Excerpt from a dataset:
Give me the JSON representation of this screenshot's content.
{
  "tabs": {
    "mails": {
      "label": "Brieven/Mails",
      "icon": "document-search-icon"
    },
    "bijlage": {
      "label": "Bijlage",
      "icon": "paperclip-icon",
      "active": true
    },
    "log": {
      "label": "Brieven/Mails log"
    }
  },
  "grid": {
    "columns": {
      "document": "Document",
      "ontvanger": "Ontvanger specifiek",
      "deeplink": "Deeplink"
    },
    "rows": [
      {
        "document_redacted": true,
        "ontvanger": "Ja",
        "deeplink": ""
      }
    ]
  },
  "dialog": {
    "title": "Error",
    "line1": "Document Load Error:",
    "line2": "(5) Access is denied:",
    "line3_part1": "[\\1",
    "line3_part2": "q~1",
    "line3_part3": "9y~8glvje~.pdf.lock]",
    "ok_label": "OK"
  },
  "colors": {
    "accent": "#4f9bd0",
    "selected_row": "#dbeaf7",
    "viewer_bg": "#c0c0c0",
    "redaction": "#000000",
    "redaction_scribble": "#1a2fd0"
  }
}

Given task:
Pick out each line that holds the string "true".

Solution to this exercise:
      "active": true
        "document_redacted": true,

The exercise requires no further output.